DATA FOR PROCESSING:
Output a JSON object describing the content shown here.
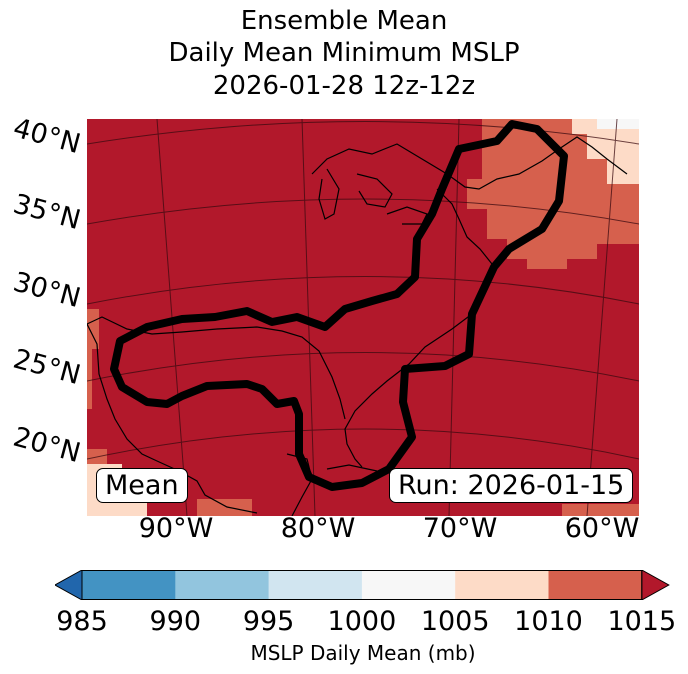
{
  "title": {
    "line1": "Ensemble Mean",
    "line2": "Daily Mean Minimum MSLP",
    "line3": "2026-01-28 12z-12z"
  },
  "map": {
    "lat_labels": [
      "40°N",
      "35°N",
      "30°N",
      "25°N",
      "20°N"
    ],
    "lon_labels": [
      "90°W",
      "80°W",
      "70°W",
      "60°W"
    ],
    "mean_label": "Mean",
    "run_label": "Run: 2026-01-15",
    "background_color": "#b2182b",
    "contour_color": "#000000"
  },
  "colorbar": {
    "ticks": [
      "985",
      "990",
      "995",
      "1000",
      "1005",
      "1010",
      "1015"
    ],
    "colors": [
      "#2166ac",
      "#4393c3",
      "#92c5de",
      "#d1e5f0",
      "#f7f7f7",
      "#fddbc7",
      "#d6604d",
      "#b2182b"
    ],
    "label": "MSLP Daily Mean (mb)"
  }
}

EXERCISE AIM: Reproduce all the records verbatim, excluding images.

OUTPUT OF THE TASK:
Output a JSON object describing the content shown here.
{
  "title": {
    "line1": "Ensemble Mean",
    "line2": "Daily Mean Minimum MSLP",
    "line3": "2026-01-28 12z-12z"
  },
  "map": {
    "lat_labels": [
      "40°N",
      "35°N",
      "30°N",
      "25°N",
      "20°N"
    ],
    "lon_labels": [
      "90°W",
      "80°W",
      "70°W",
      "60°W"
    ],
    "mean_label": "Mean",
    "run_label": "Run: 2026-01-15",
    "background_color": "#b2182b",
    "contour_color": "#000000"
  },
  "colorbar": {
    "ticks": [
      "985",
      "990",
      "995",
      "1000",
      "1005",
      "1010",
      "1015"
    ],
    "colors": [
      "#2166ac",
      "#4393c3",
      "#92c5de",
      "#d1e5f0",
      "#f7f7f7",
      "#fddbc7",
      "#d6604d",
      "#b2182b"
    ],
    "label": "MSLP Daily Mean (mb)"
  }
}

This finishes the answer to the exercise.